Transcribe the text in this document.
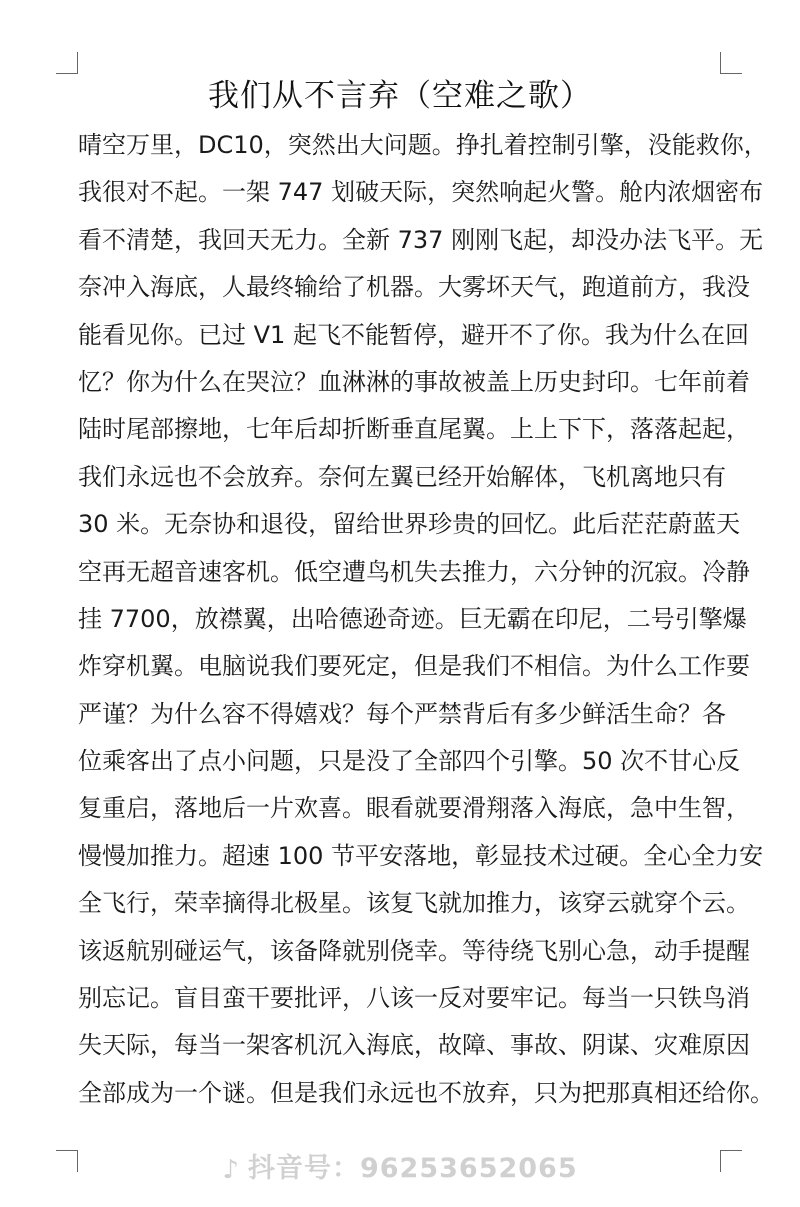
我们从不言弃（空难之歌）
晴空万里，DC10，突然出大问题。挣扎着控制引擎，没能救你，
我很对不起。一架 747 划破天际，突然响起火警。舱内浓烟密布
看不清楚，我回天无力。全新 737 刚刚飞起，却没办法飞平。无
奈冲入海底，人最终输给了机器。大雾坏天气，跑道前方，我没
能看见你。已过 V1 起飞不能暂停，避开不了你。我为什么在回
忆？你为什么在哭泣？血淋淋的事故被盖上历史封印。七年前着
陆时尾部擦地，七年后却折断垂直尾翼。上上下下，落落起起，
我们永远也不会放弃。奈何左翼已经开始解体，飞机离地只有
30 米。无奈协和退役，留给世界珍贵的回忆。此后茫茫蔚蓝天
空再无超音速客机。低空遭鸟机失去推力，六分钟的沉寂。冷静
挂 7700，放襟翼，出哈德逊奇迹。巨无霸在印尼，二号引擎爆
炸穿机翼。电脑说我们要死定，但是我们不相信。为什么工作要
严谨？为什么容不得嬉戏？每个严禁背后有多少鲜活生命？各
位乘客出了点小问题，只是没了全部四个引擎。50 次不甘心反
复重启，落地后一片欢喜。眼看就要滑翔落入海底，急中生智，
慢慢加推力。超速 100 节平安落地，彰显技术过硬。全心全力安
全飞行，荣幸摘得北极星。该复飞就加推力，该穿云就穿个云。
该返航别碰运气，该备降就别侥幸。等待绕飞别心急，动手提醒
别忘记。盲目蛮干要批评，八该一反对要牢记。每当一只铁鸟消
失天际，每当一架客机沉入海底，故障、事故、阴谋、灾难原因
全部成为一个谜。但是我们永远也不放弃，只为把那真相还给你。
♪ 抖音号：96253652065
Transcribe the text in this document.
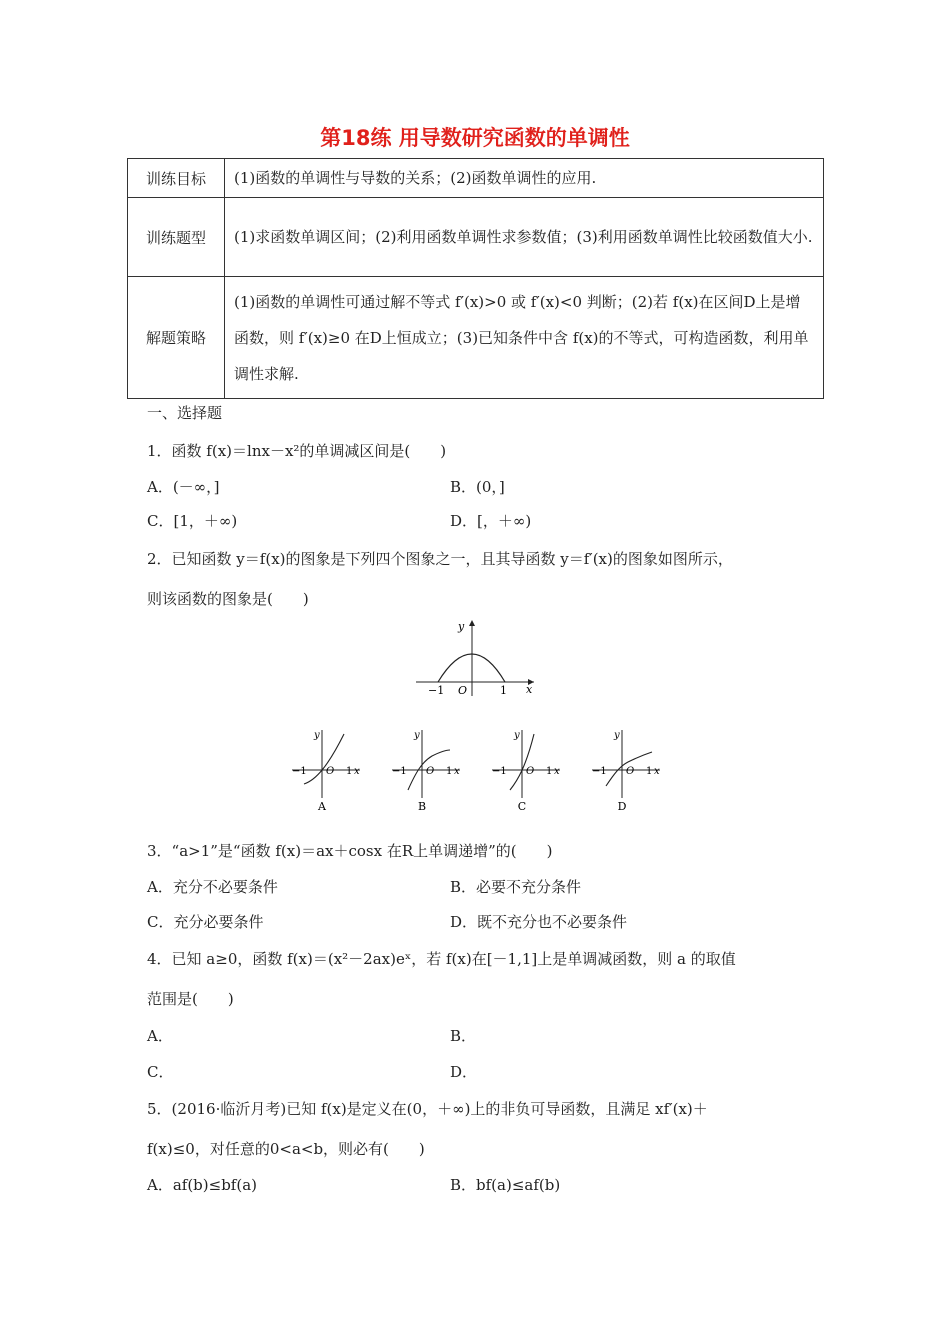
第18练 用导数研究函数的单调性
训练目标	(1)函数的单调性与导数的关系；(2)函数单调性的应用.
训练题型	(1)求函数单调区间；(2)利用函数单调性求参数值；(3)利用函数单调性比较函数值大小.
解题策略	(1)函数的单调性可通过解不等式 f′(x)>0 或 f′(x)<0 判断；(2)若 f(x)在区间D上是增函数，则 f′(x)≥0 在D上恒成立；(3)已知条件中含 f(x)的不等式，可构造函数，利用单调性求解.
一、选择题
1．函数 f(x)＝lnx－x²的单调减区间是(　　)
A．(－∞，]	B．(0，]
C．[1，＋∞)	D．[，＋∞)
2．已知函数 y＝f(x)的图象是下列四个图象之一，且其导函数 y＝f′(x)的图象如图所示，
则该函数的图象是(　　)
y
x
−1 O	1
y
x
−1 O 1
A
y
x
−1 O 1
B
y
x
−1 O 1
C
y
x
−1 O 1
D
3．“a>1”是“函数 f(x)＝ax＋cosx 在R上单调递增”的(　　)
A．充分不必要条件	B．必要不充分条件
C．充分必要条件	D．既不充分也不必要条件
4．已知 a≥0，函数 f(x)＝(x²－2ax)eˣ，若 f(x)在[－1,1]上是单调减函数，则 a 的取值
范围是(　　)
A．	B．
C．	D．
5．(2016·临沂月考)已知 f(x)是定义在(0，＋∞)上的非负可导函数，且满足 xf′(x)＋
f(x)≤0，对任意的0<a<b，则必有(　　)
A．af(b)≤bf(a)	B．bf(a)≤af(b)
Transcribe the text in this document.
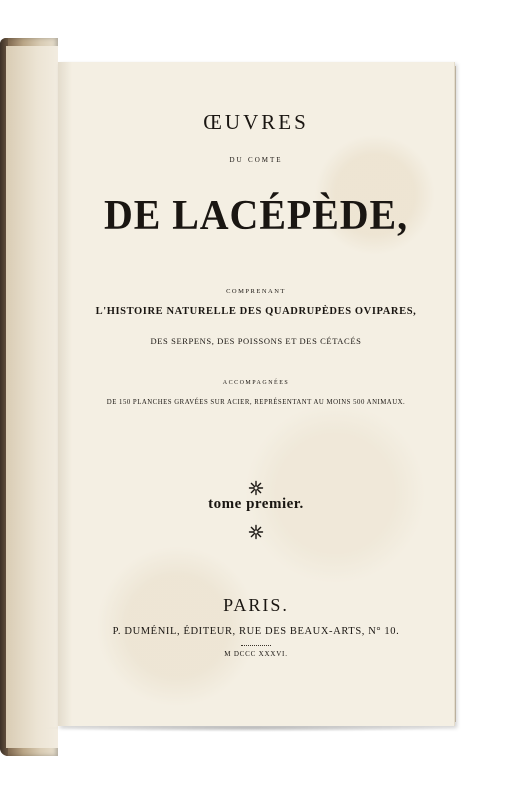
ŒUVRES
du comte
DE LACÉPÈDE,
COMPRENANT
L'HISTOIRE NATURELLE DES QUADRUPÈDES OVIPARES,
DES SERPENS, DES POISSONS ET DES CÉTACÉS
ACCOMPAGNÉES
DE 150 PLANCHES GRAVÉES SUR ACIER, REPRÉSENTANT AU MOINS 500 ANIMAUX.
tome premier.
PARIS.
P. DUMÉNIL, ÉDITEUR, RUE DES BEAUX-ARTS, N° 10.
M DCCC XXXVI.
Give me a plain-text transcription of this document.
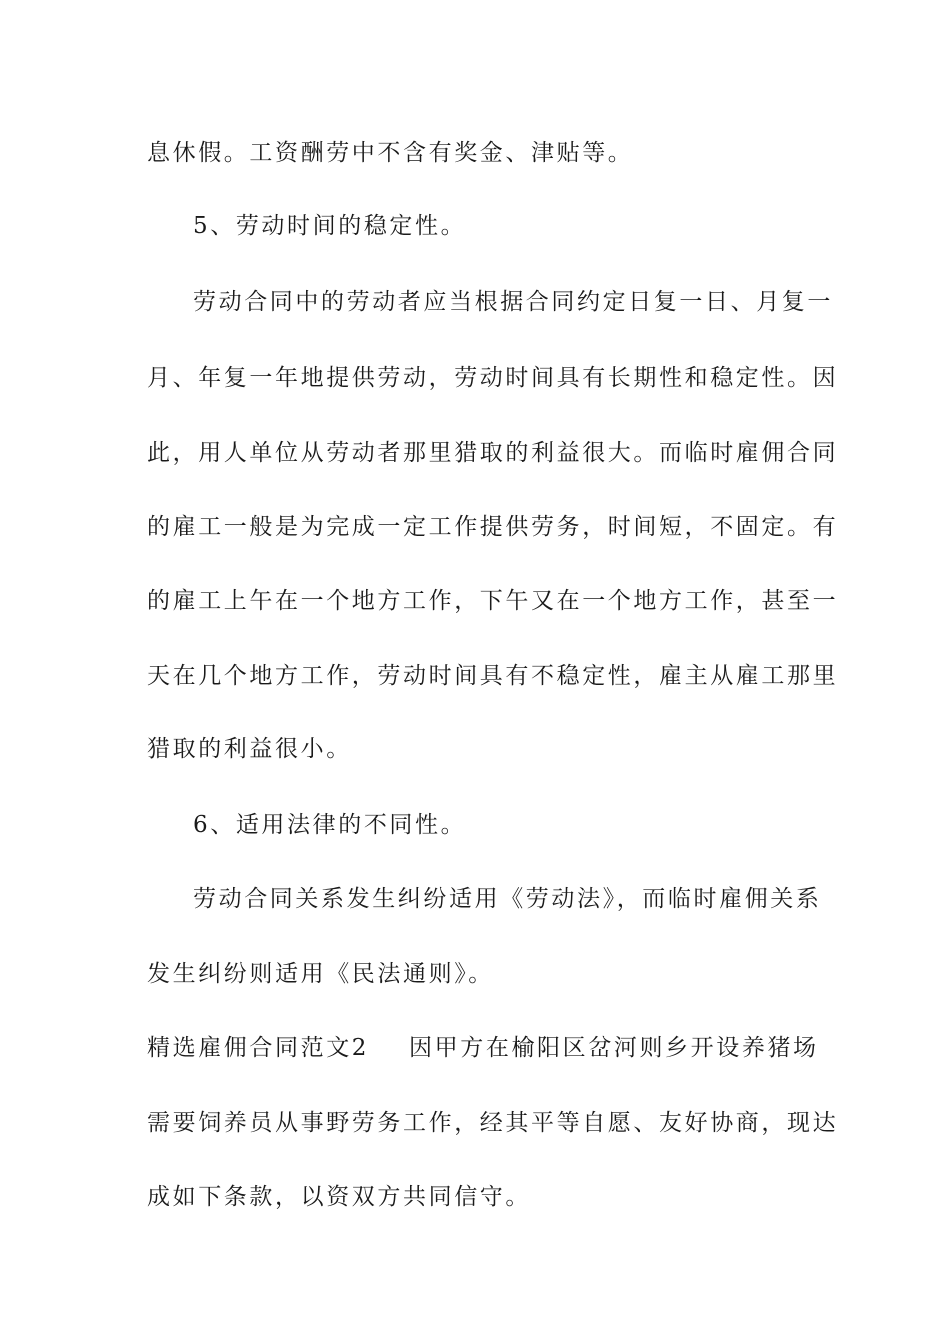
息休假。工资酬劳中不含有奖金、津贴等。
5、劳动时间的稳定性。
劳动合同中的劳动者应当根据合同约定日复一日、月复一
月、年复一年地提供劳动，劳动时间具有长期性和稳定性。因
此，用人单位从劳动者那里猎取的利益很大。而临时雇佣合同
的雇工一般是为完成一定工作提供劳务，时间短，不固定。有
的雇工上午在一个地方工作，下午又在一个地方工作，甚至一
天在几个地方工作，劳动时间具有不稳定性，雇主从雇工那里
猎取的利益很小。
6、适用法律的不同性。
劳动合同关系发生纠纷适用《劳动法》，而临时雇佣关系
发生纠纷则适用《民法通则》。
精选雇佣合同范文2 因甲方在榆阳区岔河则乡开设养猪场
需要饲养员从事野劳务工作，经其平等自愿、友好协商，现达
成如下条款，以资双方共同信守。
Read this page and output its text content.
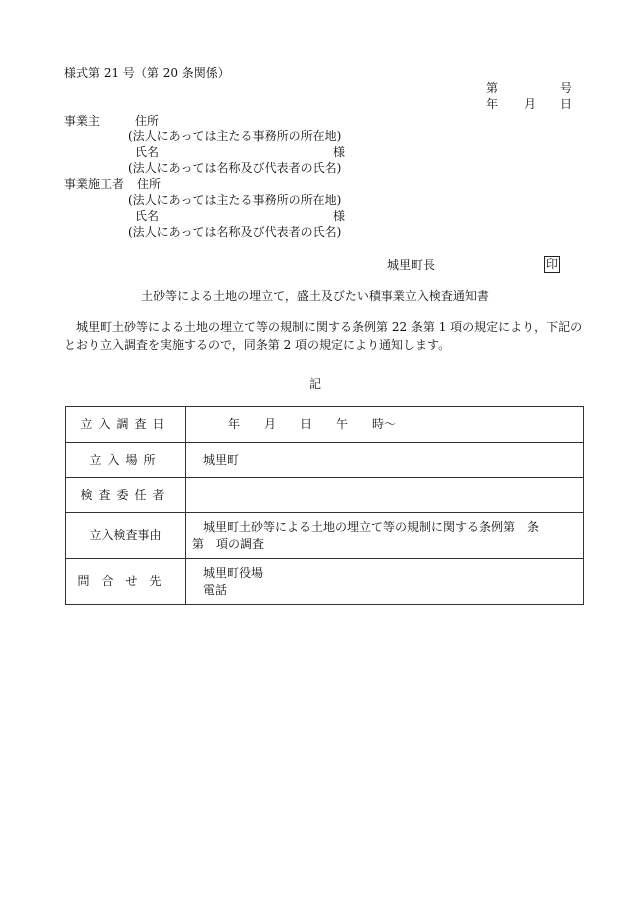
様式第 21 号（第 20 条関係）
第	号
年 月 日
事業主	住所
(法人にあっては主たる事務所の所在地)
氏名	様
(法人にあっては名称及び代表者の氏名)
事業施工者 住所
(法人にあっては主たる事務所の所在地)
氏名	様
(法人にあっては名称及び代表者の氏名)
城里町長	印
土砂等による土地の埋立て，盛土及びたい積事業立入検査通知書
城里町土砂等による土地の埋立て等の規制に関する条例第 22 条第 1 項の規定により，下記のとおり立入調査を実施するので，同条第 2 項の規定により通知します。
記
立入調査日	年　　月　　日　　午　　時～
立入場所	城里町
検査委任者	
立入検査事由	城里町土砂等による土地の埋立て等の規制に関する条例第　条
第　項の調査

問合せ先	城里町役場
電話
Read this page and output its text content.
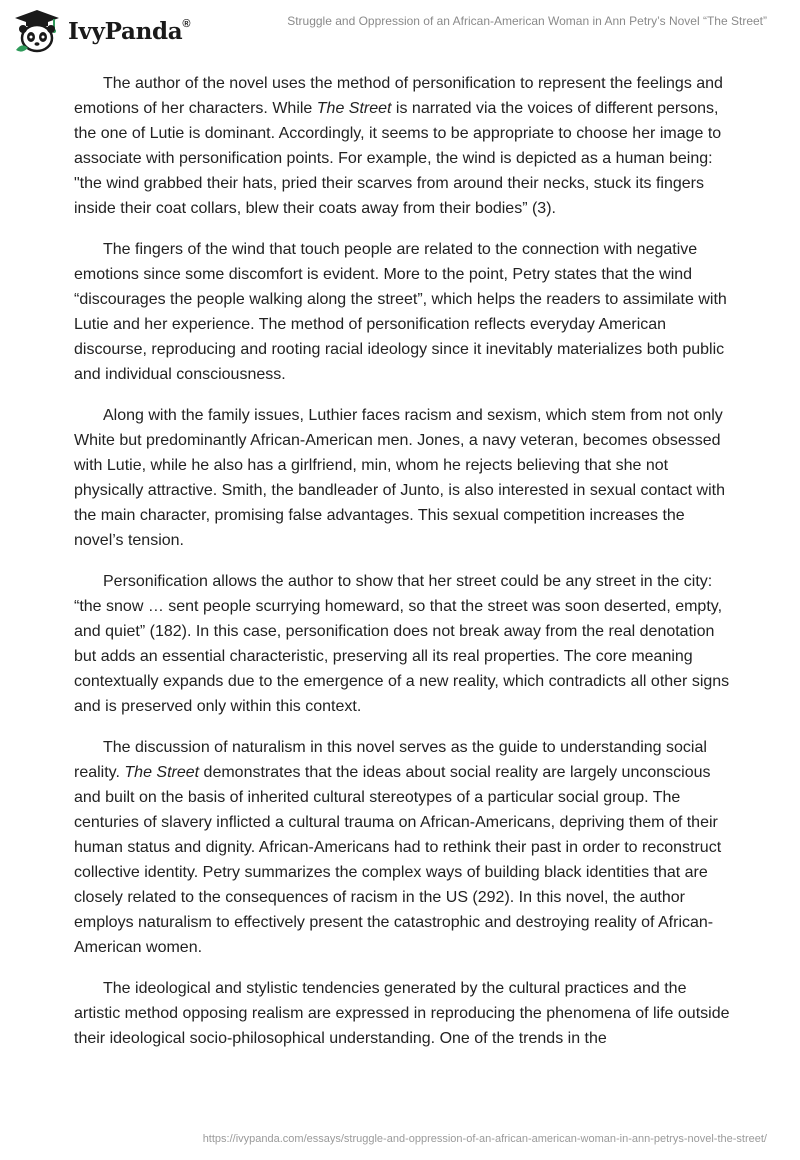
IvyPanda®	Struggle and Oppression of an African-American Woman in Ann Petry’s Novel “The Street”

The author of the novel uses the method of personification to represent the feelings and emotions of her characters. While The Street is narrated via the voices of different persons, the one of Lutie is dominant. Accordingly, it seems to be appropriate to choose her image to associate with personification points. For example, the wind is depicted as a human being: "the wind grabbed their hats, pried their scarves from around their necks, stuck its fingers inside their coat collars, blew their coats away from their bodies” (3).

The fingers of the wind that touch people are related to the connection with negative emotions since some discomfort is evident. More to the point, Petry states that the wind “discourages the people walking along the street”, which helps the readers to assimilate with Lutie and her experience. The method of personification reflects everyday American discourse, reproducing and rooting racial ideology since it inevitably materializes both public and individual consciousness.

Along with the family issues, Luthier faces racism and sexism, which stem from not only White but predominantly African-American men. Jones, a navy veteran, becomes obsessed with Lutie, while he also has a girlfriend, min, whom he rejects believing that she not physically attractive. Smith, the bandleader of Junto, is also interested in sexual contact with the main character, promising false advantages. This sexual competition increases the novel’s tension.

Personification allows the author to show that her street could be any street in the city: “the snow … sent people scurrying homeward, so that the street was soon deserted, empty, and quiet” (182). In this case, personification does not break away from the real denotation but adds an essential characteristic, preserving all its real properties. The core meaning contextually expands due to the emergence of a new reality, which contradicts all other signs and is preserved only within this context.

The discussion of naturalism in this novel serves as the guide to understanding social reality. The Street demonstrates that the ideas about social reality are largely unconscious and built on the basis of inherited cultural stereotypes of a particular social group. The centuries of slavery inflicted a cultural trauma on African-Americans, depriving them of their human status and dignity. African-Americans had to rethink their past in order to reconstruct collective identity. Petry summarizes the complex ways of building black identities that are closely related to the consequences of racism in the US (292). In this novel, the author employs naturalism to effectively present the catastrophic and destroying reality of African-American women.

The ideological and stylistic tendencies generated by the cultural practices and the artistic method opposing realism are expressed in reproducing the phenomena of life outside their ideological socio-philosophical understanding. One of the trends in the

https://ivypanda.com/essays/struggle-and-oppression-of-an-african-american-woman-in-ann-petrys-novel-the-street/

┄┄┄┄┄┄┄┄┄┄

REQUIRED WORK:
Of the lines in the material, how many include "城里町土砂等による土地の埋立て等の規制に関する条例第"? Respond with the number alone.

SOLUTION TO THE PROBLEM:
2